[WHAT THIS TASK INVOLVES]: Among the following entries, count the lines that contain "eyes" and report only the result.

[Data excerpts]:
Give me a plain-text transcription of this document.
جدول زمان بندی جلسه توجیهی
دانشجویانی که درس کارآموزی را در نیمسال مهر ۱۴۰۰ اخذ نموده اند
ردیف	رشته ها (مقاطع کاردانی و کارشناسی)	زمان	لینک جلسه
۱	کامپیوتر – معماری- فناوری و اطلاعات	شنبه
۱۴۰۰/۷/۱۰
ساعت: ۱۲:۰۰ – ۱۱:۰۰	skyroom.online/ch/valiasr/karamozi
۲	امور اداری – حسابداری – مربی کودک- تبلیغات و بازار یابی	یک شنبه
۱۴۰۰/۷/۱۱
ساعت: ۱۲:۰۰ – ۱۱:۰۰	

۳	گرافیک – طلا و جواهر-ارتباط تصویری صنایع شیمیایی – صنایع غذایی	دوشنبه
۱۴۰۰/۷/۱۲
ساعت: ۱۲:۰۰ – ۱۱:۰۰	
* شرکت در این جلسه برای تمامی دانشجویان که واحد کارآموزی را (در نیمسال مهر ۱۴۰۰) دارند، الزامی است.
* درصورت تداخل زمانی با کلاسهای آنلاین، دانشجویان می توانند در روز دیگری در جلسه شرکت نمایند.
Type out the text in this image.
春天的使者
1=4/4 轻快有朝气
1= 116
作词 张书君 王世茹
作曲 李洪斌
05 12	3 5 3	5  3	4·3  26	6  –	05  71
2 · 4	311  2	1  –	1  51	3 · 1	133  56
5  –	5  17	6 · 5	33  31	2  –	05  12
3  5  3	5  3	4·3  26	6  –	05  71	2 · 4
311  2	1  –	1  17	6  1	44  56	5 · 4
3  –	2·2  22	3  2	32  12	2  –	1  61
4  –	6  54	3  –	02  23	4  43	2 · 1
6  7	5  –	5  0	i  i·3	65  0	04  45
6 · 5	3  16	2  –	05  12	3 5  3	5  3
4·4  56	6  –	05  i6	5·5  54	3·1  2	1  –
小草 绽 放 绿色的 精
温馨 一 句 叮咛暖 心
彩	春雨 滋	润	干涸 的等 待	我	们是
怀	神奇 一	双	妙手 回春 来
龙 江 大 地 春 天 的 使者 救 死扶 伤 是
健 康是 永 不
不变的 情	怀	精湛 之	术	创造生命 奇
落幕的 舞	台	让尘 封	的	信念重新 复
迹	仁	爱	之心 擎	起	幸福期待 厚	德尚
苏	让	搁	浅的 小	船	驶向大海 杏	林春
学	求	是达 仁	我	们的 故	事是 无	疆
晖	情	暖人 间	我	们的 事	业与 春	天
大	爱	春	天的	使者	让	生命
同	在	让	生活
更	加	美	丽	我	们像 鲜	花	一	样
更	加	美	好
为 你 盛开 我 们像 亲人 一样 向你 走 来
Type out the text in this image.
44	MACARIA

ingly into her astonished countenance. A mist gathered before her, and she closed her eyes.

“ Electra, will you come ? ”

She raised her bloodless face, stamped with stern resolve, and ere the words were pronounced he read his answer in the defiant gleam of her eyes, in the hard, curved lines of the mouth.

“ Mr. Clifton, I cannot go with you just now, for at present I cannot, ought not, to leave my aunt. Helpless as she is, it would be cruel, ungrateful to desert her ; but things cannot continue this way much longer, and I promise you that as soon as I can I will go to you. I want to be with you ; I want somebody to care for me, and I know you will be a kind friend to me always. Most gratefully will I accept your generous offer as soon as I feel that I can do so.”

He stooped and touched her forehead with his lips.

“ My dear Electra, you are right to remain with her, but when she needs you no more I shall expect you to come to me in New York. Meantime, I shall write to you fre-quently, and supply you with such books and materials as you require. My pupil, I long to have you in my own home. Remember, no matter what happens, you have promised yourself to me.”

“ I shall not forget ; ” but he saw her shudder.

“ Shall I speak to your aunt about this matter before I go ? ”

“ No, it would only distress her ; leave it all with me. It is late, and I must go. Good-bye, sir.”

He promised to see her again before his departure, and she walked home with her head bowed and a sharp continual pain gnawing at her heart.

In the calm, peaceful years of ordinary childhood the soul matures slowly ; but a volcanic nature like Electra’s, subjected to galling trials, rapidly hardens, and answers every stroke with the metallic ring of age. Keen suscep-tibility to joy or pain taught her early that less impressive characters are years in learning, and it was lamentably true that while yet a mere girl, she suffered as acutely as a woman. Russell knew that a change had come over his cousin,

[THE ANSWER]: 2